▸ PROMPT: Using the data below, copy each line that includes the word "value".
::::
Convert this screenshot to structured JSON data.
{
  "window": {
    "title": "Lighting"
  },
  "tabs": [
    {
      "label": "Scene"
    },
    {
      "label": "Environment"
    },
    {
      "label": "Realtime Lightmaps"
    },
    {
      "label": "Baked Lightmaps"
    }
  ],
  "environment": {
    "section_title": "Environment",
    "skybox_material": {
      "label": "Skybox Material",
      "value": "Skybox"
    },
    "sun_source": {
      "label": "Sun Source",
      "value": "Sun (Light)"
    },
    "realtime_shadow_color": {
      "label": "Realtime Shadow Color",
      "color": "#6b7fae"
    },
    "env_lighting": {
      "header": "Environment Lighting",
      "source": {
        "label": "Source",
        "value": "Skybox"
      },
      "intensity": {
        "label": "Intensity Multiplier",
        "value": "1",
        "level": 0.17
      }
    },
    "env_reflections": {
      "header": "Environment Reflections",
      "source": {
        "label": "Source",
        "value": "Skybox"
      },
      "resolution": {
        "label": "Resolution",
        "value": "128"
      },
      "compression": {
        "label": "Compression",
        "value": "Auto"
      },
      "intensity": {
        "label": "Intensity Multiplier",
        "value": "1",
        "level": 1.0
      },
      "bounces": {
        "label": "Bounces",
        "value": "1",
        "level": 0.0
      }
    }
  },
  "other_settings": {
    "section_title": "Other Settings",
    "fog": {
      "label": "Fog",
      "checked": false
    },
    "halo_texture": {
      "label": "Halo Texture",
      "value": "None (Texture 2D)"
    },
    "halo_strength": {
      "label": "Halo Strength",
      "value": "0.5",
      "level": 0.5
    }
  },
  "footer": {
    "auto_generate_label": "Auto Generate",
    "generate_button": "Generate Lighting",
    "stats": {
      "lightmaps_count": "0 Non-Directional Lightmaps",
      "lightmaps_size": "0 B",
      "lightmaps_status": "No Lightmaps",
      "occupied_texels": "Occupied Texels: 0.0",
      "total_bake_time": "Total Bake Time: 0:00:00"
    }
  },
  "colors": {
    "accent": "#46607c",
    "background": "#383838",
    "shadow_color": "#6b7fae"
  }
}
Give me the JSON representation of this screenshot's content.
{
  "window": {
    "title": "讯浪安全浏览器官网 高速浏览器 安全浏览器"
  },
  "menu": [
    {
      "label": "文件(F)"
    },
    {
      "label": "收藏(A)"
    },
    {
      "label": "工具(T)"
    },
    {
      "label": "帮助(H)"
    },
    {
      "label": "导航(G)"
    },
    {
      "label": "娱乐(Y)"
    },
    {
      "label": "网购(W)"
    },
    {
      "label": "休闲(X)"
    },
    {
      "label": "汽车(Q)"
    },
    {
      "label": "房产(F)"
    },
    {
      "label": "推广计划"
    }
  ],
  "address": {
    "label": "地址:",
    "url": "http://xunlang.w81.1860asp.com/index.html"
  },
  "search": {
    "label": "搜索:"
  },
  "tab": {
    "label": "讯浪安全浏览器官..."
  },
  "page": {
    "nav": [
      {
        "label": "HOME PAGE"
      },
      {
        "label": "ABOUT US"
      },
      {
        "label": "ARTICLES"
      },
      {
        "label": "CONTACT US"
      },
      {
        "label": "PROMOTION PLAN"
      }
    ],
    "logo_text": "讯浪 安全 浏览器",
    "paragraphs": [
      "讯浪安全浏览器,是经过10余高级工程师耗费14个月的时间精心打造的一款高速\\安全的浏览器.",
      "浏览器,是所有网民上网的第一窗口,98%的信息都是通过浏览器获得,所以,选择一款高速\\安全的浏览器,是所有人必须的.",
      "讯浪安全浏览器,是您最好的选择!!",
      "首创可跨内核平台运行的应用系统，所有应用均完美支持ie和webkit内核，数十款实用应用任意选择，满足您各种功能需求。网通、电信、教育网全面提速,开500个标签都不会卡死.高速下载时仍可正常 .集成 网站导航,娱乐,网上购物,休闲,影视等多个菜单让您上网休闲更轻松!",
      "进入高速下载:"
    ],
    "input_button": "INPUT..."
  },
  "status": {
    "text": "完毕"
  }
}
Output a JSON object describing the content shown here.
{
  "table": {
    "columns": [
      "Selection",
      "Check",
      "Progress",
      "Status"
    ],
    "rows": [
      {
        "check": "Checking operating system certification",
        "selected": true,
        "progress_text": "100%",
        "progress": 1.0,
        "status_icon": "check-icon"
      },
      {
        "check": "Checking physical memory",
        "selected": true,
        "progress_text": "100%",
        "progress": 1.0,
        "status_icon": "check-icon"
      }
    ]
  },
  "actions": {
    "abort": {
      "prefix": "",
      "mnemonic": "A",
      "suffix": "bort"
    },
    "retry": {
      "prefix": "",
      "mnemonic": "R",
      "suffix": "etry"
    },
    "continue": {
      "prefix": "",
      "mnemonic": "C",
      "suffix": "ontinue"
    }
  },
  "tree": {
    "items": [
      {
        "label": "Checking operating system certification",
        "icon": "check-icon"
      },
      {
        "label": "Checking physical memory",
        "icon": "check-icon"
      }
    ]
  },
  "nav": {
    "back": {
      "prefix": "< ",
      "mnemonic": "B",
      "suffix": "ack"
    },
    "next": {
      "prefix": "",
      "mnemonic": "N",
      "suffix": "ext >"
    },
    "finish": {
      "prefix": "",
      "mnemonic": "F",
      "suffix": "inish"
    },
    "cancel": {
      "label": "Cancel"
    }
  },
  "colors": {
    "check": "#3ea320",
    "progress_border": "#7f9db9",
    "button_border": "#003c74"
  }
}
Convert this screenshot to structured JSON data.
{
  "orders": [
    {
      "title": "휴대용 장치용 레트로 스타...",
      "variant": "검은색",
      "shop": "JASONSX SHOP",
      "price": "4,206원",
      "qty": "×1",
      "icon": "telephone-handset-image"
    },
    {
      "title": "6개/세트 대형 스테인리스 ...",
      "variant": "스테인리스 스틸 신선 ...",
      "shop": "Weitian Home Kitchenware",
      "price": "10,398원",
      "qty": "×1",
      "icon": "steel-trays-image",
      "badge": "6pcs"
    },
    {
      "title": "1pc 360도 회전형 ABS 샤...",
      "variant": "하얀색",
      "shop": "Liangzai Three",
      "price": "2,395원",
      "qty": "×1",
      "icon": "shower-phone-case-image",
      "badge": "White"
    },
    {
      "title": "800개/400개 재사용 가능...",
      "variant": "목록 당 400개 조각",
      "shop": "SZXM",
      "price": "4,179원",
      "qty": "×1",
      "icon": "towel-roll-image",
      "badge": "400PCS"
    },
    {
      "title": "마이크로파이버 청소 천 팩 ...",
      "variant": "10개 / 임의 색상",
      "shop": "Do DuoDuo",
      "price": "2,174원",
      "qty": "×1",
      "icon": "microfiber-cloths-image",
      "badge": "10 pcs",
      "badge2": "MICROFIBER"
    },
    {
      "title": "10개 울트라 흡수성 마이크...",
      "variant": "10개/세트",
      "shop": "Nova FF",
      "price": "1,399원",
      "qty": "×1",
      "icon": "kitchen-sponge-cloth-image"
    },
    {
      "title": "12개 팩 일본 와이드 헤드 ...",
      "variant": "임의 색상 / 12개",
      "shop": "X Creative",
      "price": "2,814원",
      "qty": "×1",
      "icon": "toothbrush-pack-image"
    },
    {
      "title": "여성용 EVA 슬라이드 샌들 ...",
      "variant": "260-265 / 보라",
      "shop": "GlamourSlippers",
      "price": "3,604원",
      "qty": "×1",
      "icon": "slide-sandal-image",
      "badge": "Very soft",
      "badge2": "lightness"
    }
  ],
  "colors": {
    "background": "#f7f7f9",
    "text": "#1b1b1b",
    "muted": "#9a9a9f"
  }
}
::::
▸ RESPONSE:
      "value": "Skybox"
      "value": "Sun (Light)"
        "value": "Skybox"
        "value": "1",
        "value": "Skybox"
        "value": "128"
        "value": "Auto"
        "value": "1",
        "value": "1",
      "value": "None (Texture 2D)"
      "value": "0.5",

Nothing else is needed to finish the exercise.